Stud – Hoss – Slick & Tiger! (from Tom Braniff to another Bob Banta story)

Stud – Hoss – Slick & Tiger! (from Tom Braniff to another Bob Banta story)
Stud – Hoss – Slick & Tiger! (from Tom Braniff to another Bob Banta story)

I have to tell you my Braniff story!  Tom Braniff and my father were buddies.  Mr. Braniff used to come to my folks resort, The Saratoga Inn, in Saratoga, Wyoming.   They were huntin’ and fishin’ pals.   I was not yet a teenager when Mr. Braniff told me that I would be a Braniff pilot when I had my ratings and was at least twenty years old.  Right then I had a goal!  It was 1953 and I was twelve years old.

Sadly, Mr. Braniff was killed in a tragic accident when the aircraft he was riding in lost a battle to low-level icing on Sunday, January 10, 1954. Thomas Elmer Braniff and nine others were killed in the Mallard crash in Louisiana. 
 
Tom Braniff along with other noted businessmen, sponsored by United Gas Company, were on a duck hunting trip near Grand Chernier, Louisiana. The group was traveling aboard a Grumman Mallard twin engine aircraft and encountered severe icing while the return trip home from Grand Chernier. The Pilot was, Bobby Huddleston, (his brother, R A Huddleston, was a fellow Frontier pilot).  
Bobby was a pilot for United Gas.  He tried desperately to save the aircraft but was unable to maintain altitude due to the fast accumulating ice on the wings and fuselage. Huddleston radioed that he was going to try to make it to Shreveport, Louisiana, just across the Texas border in Northern Louisiana. They didn’t make it!
 
Of course that ended Tom Braniff’s storied aviation career and my possible one with Braniff…  
 
Flash ahead a few years when I was a co-pilot with good ol’ Frontier Airlines.   On my off-days I flew for Allied Aircraft, Inc. – Tucson, Arizona flying all kinds of war-weary airplanes.  Mostly military airplanes out of storage in Davis-Monthan AFB and Navy Litchfield.  A few were civilian aircraft.
 
One, a former Braniff 340/440 needed to be transferred from Tucson to Daggett, California.  It was only a two hour-two minute flight, but Oh So Memorable!
Picture this airplane after the paint was faded and the ship so forlorn looking…
 
Previously, a Braniff flight experienced an in-flight fire and emergency landing in Des Moines, Iowa.   On landing the right engine literally fell off.   However, there was no fire damage behind the firewall.  So, they installed another engine and some unknown pilot(s) flew it to Tucson for storage.
○ ○ ○ ○ ○ ○ ○
→ Given task: Please continue the Braniff memoir above from where it stops.

(Recorded data)
○ ○ ○ ○ ○ ○ ○
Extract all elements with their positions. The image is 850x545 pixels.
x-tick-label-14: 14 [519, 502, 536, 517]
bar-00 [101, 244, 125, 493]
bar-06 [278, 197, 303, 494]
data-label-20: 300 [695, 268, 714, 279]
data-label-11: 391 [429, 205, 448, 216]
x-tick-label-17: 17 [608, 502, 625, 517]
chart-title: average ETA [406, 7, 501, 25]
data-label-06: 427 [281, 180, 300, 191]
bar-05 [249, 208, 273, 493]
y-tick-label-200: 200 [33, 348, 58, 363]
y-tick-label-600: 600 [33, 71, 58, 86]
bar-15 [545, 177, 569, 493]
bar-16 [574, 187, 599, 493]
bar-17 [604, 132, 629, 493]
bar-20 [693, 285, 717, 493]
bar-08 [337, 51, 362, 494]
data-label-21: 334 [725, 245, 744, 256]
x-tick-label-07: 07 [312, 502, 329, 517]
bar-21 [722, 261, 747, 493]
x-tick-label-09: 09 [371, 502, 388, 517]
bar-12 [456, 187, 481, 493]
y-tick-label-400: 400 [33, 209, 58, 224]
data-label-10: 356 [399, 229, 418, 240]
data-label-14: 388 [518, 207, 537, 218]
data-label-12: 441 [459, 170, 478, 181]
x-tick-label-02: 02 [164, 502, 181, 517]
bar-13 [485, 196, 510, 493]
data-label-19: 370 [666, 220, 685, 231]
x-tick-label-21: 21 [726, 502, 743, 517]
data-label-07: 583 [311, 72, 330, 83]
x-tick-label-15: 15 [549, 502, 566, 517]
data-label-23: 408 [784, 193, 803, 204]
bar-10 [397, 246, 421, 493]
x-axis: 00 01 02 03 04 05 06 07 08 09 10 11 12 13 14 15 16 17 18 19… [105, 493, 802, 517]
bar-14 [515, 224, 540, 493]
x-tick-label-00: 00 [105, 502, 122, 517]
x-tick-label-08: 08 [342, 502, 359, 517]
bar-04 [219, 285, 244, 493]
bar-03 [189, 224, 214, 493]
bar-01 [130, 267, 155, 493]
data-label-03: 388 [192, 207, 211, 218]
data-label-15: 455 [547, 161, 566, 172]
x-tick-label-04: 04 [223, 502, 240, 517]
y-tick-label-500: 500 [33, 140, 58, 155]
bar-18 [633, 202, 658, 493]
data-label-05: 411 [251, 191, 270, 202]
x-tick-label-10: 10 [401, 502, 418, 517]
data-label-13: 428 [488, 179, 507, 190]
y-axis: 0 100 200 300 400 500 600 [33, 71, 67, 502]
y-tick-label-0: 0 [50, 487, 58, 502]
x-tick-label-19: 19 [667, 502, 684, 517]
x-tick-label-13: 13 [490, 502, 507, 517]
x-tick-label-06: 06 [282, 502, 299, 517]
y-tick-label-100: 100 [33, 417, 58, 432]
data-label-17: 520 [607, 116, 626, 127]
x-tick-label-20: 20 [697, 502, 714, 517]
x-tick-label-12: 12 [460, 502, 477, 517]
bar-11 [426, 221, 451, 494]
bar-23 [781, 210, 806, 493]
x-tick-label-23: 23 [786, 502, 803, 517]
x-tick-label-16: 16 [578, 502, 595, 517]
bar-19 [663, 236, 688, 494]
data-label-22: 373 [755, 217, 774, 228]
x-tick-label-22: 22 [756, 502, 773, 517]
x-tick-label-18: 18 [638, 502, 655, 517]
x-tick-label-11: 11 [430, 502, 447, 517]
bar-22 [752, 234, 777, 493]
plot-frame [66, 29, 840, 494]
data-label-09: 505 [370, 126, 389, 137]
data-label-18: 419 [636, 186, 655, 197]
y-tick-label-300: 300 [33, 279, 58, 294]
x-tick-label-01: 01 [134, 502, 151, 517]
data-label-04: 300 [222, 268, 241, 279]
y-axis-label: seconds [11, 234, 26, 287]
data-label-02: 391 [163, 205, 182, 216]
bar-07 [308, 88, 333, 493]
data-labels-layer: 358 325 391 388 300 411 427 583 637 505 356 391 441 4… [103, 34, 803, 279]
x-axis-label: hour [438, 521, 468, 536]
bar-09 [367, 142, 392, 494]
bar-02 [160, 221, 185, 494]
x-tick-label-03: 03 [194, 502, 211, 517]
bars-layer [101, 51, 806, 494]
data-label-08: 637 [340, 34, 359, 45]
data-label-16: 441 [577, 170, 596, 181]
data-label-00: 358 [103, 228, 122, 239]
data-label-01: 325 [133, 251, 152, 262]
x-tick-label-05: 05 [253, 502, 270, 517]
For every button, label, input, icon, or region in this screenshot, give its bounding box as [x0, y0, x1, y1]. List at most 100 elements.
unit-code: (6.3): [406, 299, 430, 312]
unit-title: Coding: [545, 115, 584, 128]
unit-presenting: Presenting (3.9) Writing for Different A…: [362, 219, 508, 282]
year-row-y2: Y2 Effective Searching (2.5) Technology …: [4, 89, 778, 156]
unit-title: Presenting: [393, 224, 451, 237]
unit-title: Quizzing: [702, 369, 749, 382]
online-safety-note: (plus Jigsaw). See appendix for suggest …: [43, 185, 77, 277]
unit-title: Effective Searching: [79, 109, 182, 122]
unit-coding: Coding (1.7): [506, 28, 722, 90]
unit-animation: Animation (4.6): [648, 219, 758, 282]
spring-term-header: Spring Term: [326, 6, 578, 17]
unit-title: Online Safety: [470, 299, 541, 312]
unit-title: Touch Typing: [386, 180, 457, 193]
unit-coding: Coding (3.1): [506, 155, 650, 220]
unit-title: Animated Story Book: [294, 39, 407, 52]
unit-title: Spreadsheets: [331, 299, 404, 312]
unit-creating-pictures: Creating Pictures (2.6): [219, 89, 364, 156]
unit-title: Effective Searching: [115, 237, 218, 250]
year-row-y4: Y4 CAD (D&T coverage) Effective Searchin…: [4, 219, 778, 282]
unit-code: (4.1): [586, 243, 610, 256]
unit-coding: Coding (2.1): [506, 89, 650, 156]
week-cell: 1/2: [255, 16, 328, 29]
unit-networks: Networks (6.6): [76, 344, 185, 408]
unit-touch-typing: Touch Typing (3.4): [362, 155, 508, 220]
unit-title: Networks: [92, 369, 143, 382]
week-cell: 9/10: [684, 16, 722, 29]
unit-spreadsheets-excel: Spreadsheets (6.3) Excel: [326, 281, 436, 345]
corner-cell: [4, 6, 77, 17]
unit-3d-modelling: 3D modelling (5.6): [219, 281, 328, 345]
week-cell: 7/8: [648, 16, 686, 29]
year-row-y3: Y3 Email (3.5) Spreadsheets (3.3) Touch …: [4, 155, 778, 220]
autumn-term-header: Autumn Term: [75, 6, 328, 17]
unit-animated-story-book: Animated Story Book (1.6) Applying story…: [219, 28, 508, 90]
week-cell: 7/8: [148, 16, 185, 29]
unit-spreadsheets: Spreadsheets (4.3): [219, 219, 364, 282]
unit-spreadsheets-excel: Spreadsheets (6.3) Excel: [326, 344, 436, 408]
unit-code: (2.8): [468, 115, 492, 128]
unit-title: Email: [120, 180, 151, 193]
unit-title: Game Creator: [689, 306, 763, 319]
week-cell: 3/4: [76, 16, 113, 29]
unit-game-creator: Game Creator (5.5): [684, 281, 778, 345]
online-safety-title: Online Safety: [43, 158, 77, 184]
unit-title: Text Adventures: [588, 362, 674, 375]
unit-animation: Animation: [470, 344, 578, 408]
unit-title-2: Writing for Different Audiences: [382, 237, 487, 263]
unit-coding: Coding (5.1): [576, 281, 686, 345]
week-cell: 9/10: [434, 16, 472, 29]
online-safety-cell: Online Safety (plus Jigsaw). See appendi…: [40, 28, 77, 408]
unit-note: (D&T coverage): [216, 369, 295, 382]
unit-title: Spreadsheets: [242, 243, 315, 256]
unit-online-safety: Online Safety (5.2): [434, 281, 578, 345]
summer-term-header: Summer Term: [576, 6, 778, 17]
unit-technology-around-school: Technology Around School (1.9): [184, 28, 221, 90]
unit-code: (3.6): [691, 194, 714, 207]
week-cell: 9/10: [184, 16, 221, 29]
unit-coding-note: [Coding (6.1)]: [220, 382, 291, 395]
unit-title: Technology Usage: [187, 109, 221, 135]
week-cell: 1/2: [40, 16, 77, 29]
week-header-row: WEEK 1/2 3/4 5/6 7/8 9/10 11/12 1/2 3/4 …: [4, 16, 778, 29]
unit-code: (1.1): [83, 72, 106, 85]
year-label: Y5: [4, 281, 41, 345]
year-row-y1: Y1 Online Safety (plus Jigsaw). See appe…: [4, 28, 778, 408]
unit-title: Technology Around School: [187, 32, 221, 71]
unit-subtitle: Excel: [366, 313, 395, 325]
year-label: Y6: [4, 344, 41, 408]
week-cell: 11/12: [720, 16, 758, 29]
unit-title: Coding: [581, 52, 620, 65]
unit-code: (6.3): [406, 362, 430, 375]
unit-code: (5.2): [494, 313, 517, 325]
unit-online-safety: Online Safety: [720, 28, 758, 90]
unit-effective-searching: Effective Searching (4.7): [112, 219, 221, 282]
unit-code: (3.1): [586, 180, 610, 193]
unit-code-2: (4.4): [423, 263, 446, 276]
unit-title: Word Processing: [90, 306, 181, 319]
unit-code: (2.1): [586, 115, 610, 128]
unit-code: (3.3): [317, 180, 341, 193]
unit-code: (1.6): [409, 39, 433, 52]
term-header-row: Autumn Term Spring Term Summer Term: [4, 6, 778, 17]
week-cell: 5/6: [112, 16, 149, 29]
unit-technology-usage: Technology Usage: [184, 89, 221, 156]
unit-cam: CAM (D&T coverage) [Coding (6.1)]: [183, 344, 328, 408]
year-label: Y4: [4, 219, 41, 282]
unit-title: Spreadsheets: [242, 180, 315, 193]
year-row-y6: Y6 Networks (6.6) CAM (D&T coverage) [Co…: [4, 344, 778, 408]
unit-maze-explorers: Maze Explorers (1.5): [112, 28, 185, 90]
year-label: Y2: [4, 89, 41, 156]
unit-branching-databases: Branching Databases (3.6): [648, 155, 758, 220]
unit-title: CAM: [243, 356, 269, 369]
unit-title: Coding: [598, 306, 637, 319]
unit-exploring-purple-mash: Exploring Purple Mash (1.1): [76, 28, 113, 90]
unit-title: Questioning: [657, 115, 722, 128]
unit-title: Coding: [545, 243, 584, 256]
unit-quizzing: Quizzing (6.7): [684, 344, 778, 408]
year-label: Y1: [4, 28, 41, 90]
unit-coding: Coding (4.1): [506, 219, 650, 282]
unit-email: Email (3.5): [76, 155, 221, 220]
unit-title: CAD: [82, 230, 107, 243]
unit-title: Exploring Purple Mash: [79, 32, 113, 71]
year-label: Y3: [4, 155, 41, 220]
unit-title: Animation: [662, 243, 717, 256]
○ ○ ○ ○ ○ ○ ○
→ Exercise output:
Allied had a contract to make the airplane flyable and I was assigned to transfer the airplane from Tucson to Daggett.  I wasn’t rated in the airplane.  Back then, no problem. The FAA would issue a LOA (letter of authorization) which allowed me to fly the airplane sans type-rating (with essential crew) from point A to point B avoiding populated areas. An A&P, of course, would have to sign a ferry permit (please don’t call me a ferry pilot!). This was prior to the Martin 404 crash killing the Wichita State football team.   No more LOAs after that!
My co-pilot ended up being Bob Banta.  Yup, the “Stud – Hoss – Slick & Tiger” Banta who was actually rated in the Convair 240/340/440 and the Allison Convair flying them as a Frontier Airlines captain.  I had flown with Bob Banta several times at Frontier and he had no problem flying with me as co-pilot on this adventure and an adventure it was.
 
The old Braniff 340/440 looked derelict!  The paint was badly faded.  The interior was in equally poor condition.  In fact, the floor boards had been removed and the bottom looked absolutely terrible with oily rags and such.  If the airplane had caught fire it would still be burning today!
 
Banta and I mulled it over and after speaking to Jack Kern, Allied’s chief of maintenance, we decided to fly the airplane.  It was a short flight from Tucson to Daggett.  As I mentioned, just two hours & two minutes and the weather was clear and calm!
 
That ol’ rag turned out to be a dream to fly.  Banta and I were both surprised with this mangy lookin’ airplane.  I noticed that I could trim it, as we climbed, and was able to take my hand off the yoke.  That was unusual.  Every other Convair I’d flown was a constant exercise in trimming.  I said, “Bob, see what you think!”  Bob flew it and experienced the same reaction.  We started thinking it might be flyable afterall!  
 
Jack Kern had replaced the missing CB-16 engine with a CB-17 (an advanced version of the ubiquitous Pratt-Whitney R-2800).  The CB-17 was rated at one hundred horsepower more than the CB-16.
Jack used a CV-440 augmenter on the right side (different from the CV-340 augmenter on the left side).  Noticeably, the “Beaver-Tail” was missing on the left side to add to the derelict appearance of this once proud airliner. The Beaver Tail, was designed to give some pre-stall warning creating some vibration prior to the actual stall which, in any transport airplane, is not a good thing.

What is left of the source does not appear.